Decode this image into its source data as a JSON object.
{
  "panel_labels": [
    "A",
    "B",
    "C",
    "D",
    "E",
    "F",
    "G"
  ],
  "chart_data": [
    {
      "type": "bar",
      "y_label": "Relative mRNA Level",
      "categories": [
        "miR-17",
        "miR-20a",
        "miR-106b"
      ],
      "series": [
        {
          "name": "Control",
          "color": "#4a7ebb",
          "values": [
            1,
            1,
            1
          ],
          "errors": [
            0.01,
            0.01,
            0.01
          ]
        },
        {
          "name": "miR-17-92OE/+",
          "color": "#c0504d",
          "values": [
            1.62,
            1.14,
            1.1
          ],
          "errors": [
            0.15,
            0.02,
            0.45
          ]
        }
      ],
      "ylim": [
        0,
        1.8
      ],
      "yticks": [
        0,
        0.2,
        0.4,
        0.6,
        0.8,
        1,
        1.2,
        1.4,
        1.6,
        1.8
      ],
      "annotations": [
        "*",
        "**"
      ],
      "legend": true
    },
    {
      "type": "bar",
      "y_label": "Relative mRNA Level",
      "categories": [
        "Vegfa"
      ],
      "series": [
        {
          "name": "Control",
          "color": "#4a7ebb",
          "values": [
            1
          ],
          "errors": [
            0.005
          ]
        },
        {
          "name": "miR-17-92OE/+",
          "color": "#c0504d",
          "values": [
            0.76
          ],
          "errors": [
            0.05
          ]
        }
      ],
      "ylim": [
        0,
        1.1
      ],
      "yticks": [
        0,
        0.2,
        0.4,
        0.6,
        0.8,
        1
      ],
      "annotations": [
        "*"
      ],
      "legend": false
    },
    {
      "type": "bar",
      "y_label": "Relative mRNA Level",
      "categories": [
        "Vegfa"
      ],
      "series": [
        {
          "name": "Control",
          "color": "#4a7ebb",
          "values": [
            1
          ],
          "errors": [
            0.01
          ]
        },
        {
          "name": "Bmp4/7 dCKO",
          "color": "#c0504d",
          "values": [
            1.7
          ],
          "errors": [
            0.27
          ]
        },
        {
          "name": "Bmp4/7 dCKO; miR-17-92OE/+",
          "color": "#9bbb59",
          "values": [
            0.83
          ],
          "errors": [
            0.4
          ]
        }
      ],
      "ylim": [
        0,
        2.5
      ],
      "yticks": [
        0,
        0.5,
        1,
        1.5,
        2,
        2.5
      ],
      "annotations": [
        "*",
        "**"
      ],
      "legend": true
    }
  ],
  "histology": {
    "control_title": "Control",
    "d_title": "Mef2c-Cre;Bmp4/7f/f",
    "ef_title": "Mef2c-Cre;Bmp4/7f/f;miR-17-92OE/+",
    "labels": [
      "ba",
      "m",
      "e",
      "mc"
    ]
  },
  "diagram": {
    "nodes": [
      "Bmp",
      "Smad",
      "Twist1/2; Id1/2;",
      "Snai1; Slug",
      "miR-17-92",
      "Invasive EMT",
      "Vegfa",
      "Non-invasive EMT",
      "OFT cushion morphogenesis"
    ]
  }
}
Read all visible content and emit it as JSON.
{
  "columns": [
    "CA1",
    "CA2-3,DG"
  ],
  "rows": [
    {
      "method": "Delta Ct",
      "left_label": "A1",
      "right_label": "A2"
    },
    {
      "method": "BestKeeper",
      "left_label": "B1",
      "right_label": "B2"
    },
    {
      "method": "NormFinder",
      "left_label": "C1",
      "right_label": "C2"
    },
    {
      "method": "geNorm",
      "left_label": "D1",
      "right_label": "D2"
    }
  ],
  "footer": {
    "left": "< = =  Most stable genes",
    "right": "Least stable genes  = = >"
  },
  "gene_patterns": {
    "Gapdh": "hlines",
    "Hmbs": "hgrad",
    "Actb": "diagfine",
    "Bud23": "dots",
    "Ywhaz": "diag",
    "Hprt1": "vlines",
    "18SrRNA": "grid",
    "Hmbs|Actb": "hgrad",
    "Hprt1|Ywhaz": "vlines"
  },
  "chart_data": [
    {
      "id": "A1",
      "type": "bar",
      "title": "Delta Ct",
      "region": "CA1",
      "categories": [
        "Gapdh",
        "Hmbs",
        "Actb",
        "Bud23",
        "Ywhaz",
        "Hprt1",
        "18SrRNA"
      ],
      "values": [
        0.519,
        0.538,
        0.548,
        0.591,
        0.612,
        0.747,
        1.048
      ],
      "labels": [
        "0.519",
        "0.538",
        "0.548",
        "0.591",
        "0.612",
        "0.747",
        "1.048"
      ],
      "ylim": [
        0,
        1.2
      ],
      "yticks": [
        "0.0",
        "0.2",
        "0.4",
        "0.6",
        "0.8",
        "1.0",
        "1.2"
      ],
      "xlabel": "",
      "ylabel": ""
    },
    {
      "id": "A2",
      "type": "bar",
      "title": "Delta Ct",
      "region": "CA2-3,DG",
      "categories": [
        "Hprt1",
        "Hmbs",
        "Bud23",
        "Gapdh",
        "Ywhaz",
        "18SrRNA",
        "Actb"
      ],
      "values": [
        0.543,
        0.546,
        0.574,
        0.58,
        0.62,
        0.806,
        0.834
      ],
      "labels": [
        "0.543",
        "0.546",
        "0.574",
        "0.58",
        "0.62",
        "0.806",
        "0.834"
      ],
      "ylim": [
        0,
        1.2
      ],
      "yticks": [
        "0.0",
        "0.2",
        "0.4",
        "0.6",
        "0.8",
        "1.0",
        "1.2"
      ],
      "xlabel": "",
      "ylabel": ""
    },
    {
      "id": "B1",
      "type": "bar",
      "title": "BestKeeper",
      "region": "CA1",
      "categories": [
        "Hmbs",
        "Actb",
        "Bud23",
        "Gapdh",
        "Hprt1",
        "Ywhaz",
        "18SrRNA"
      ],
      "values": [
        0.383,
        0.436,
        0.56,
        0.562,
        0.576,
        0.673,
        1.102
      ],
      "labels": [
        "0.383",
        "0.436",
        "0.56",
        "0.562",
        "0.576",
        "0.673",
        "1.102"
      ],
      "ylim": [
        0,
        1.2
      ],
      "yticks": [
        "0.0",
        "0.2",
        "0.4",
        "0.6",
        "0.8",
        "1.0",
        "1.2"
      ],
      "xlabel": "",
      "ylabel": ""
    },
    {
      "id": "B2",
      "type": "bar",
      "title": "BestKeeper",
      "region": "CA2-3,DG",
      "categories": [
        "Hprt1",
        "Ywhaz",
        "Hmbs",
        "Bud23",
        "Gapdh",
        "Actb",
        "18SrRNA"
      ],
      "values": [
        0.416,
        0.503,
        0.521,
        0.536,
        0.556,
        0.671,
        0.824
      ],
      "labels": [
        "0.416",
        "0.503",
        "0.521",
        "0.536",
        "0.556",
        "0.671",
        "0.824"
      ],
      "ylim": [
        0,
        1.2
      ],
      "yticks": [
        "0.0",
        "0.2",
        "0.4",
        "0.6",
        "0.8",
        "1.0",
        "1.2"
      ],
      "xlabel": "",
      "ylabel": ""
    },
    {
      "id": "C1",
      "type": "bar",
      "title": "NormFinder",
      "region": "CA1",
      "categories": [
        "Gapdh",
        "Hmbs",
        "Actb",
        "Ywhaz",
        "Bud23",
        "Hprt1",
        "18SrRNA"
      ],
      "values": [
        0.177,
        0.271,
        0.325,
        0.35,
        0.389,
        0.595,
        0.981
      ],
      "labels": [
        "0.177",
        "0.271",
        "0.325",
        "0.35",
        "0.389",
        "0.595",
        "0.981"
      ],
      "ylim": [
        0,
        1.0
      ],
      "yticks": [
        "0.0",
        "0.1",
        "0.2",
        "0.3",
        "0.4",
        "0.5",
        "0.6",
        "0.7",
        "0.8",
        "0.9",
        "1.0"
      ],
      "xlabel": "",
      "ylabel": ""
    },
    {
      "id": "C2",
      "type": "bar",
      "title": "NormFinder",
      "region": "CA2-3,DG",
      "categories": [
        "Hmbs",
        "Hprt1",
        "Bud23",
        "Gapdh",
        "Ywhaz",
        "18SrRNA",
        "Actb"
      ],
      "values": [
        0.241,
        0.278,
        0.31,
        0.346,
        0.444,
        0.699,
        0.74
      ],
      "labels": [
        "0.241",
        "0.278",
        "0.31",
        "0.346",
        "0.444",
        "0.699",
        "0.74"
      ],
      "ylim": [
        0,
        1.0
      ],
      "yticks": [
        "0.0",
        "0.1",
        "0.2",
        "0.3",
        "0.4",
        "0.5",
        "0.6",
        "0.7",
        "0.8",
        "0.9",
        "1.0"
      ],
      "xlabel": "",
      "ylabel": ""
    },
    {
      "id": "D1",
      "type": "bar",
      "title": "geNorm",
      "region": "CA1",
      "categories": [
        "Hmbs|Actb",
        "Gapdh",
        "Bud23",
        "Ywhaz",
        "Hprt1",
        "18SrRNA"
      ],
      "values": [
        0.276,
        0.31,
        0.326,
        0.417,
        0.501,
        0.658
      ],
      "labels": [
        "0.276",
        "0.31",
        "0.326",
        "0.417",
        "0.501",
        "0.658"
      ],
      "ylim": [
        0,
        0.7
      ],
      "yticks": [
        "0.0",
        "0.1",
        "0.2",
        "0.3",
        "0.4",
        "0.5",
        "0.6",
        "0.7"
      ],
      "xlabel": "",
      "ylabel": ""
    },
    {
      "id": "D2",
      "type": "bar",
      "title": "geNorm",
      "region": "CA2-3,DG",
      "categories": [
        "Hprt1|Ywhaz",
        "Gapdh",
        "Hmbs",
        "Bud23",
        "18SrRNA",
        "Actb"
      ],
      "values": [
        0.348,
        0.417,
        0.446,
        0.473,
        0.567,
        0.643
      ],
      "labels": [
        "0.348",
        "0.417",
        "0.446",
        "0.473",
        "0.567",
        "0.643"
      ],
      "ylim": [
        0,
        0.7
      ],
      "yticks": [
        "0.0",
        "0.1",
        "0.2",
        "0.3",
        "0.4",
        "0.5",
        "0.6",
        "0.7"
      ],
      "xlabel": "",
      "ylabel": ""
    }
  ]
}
□ □ □ □ □ □ □
**EXERCISE DETAILS:**
Every line above that includes the word "dCKO" must appear in the answer.

**ANSWER:**
          "name": "Bmp4/7 dCKO",
          "name": "Bmp4/7 dCKO; miR-17-92OE/+",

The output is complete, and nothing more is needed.